> **Selected excerpt**

________________

His wife alleges that he was killed by the government, namely in a plot carried out by Assef Shawkat, Maher al-Assad, Ali Mamluk, and Michel Samaha. She also says he was killed either by a 22 millimeter gun associated with Syrian secret police or a long knife. Other journalists, including Jacques Duplessy, Patrick Vallélian and Sid Ahmed Hammouche, who were present in Homs the day Gilles Jacquier was killed also think the Syrian regime was responsible for this death. A regime defector also says Gilles Jacquier was deliberately killed in a planned government attack.

====Context====
Homs is a power base for opponents of the government of Syrian President Bashar al-Assad meet.

Two Swiss journalists, Patrick Vallélian of L'Hebdo and Sid Ahmed Hammouche of La Liberté, who were also working in Homs, accused the Syrian government of being behind the attack that killed Jacquier. Opposition groups also accused the Syrian government of orchestrating the Homs attack. Other opposition sources and Arab League observers blamed anti-Assad rebels. Arab League mission reports from Homs state that Jacquier was killed by mortar shells fired by opposition forces. This version is denied by his wife and colleagues, who consider the wounds do not match with a death by mortar. French prosecutors announced a murder investigation into his death, while the French government launched its own independent inquiry. The investigation by the French Ministry of Defence concluded that Jacquier had been killed in an attack carried out by anti-Assad rebels. Caroline Poiron, Jacquier's wife, published the book Attentat Express in June 2013 with Vallélian and Hammouche that accuses Syrian government intelligence of a planned killing of her husband.

________________

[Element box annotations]

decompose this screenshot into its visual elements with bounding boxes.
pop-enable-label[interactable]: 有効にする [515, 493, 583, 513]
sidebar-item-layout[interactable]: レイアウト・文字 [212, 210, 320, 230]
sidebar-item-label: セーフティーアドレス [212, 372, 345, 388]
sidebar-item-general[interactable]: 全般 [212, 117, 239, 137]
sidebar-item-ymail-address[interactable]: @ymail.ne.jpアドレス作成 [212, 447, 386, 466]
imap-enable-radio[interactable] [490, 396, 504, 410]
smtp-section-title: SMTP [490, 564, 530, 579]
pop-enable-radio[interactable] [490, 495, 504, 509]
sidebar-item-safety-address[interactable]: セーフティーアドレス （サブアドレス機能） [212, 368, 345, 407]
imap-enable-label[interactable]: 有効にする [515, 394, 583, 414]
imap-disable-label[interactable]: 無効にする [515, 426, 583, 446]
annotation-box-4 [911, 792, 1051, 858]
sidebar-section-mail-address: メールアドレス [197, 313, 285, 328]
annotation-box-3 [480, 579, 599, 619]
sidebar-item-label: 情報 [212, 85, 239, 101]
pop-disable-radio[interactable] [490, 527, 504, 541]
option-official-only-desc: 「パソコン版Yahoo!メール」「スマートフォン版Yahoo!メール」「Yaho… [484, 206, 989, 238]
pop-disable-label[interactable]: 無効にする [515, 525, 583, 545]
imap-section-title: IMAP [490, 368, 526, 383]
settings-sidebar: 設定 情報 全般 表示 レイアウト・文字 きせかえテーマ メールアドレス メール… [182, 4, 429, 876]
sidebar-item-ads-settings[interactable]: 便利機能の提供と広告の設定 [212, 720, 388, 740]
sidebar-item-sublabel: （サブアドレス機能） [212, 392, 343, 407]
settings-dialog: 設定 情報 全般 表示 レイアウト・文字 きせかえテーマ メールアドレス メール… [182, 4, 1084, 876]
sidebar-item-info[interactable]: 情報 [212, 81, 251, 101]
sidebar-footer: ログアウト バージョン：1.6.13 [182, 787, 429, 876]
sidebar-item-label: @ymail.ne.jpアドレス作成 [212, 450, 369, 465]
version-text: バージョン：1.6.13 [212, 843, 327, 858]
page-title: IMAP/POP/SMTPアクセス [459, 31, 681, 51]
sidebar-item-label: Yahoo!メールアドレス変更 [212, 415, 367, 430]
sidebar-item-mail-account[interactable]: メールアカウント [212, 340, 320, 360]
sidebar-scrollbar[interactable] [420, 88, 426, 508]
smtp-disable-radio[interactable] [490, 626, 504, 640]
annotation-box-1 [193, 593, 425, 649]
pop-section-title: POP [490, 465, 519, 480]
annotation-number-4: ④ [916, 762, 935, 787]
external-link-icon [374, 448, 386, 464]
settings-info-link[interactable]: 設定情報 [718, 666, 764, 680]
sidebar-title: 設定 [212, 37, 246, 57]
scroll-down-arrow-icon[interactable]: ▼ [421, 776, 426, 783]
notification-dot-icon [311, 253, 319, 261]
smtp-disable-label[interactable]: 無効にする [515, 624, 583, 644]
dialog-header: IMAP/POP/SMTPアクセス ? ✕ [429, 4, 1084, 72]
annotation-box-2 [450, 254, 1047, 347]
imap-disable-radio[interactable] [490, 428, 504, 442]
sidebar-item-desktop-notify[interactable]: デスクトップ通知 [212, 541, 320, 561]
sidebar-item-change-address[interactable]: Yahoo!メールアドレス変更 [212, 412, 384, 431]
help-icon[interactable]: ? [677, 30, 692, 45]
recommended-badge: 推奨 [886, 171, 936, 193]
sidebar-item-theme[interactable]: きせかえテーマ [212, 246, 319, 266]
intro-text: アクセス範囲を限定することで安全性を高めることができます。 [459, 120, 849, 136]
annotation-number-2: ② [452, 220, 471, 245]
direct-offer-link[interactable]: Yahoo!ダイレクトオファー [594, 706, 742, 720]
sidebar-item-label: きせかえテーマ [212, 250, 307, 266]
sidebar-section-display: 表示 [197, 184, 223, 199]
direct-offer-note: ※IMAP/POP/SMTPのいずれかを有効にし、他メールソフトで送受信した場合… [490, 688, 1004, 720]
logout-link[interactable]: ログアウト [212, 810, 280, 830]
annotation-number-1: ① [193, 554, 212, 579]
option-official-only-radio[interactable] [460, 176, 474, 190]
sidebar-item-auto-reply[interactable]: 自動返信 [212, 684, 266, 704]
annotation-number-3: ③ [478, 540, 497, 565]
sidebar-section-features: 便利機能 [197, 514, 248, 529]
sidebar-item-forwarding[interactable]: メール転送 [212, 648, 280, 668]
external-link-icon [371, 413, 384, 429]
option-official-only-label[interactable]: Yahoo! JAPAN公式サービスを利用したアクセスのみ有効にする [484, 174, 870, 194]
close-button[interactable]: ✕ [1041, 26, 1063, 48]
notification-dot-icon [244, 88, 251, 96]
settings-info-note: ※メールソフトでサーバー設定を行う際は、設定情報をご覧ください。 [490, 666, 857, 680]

________________

> **Task list**
A - According to the passage on Gilles Jacquier's death, which people does his wife name as carrying out the government plot to kill him?
B - In the passage on Gilles Jacquier's death, what is the title of the book Caroline Poiron published in June 2013?
C - Continue the passage on Gilles Jacquier's death from its final sentence.
You won't need the lines to complete any of this.

> **Replies**
A - Assef Shawkat, Maher al-Assad, Ali Mamluk, Michel Samaha

B - Attentat Express

C -
==Reactions and awards==

===Reactions===
The news director for France Télévisions, Thierry Thuillier, called Jacquier one of the best journalists working for the group. On 23 January 2012, France Télévisions named one of its studios "studio Gilles Jacquier" to honor him.

===Awards===
Jacquier and his colleague, Bertrand Coq, jointly won the 2003 audiovisual Albert Londres Prize for their work on the France 2 documentary, Naplouse, on the Second Intifada in the Palestinian Territories.

In 2007, Jacquier won the TV Journalism Ilari Alpi 2007 for "Ukraine, the last frontier", a reportage from Envoyé Spécial. In 2009, he also won the Jean-Louis Calderon price (in the category "video") about his reportage about Afghanistan, broadcast in Envoyé Spécial.

In June 2011, Jacquier received an award in Italy for best international reporting Ilaria Alpi "Tunisia, the revolution in progress".

In May 2012, Jacquier received the award International Journalism and Human Rights given by the Barcelona Human Rights Film Festival. His widow, Caroline Poiron came to receive the award given in hand by Javier Couso, brother of the camara Jose Couso killed in Iraq in 2004 while he was reporting the war.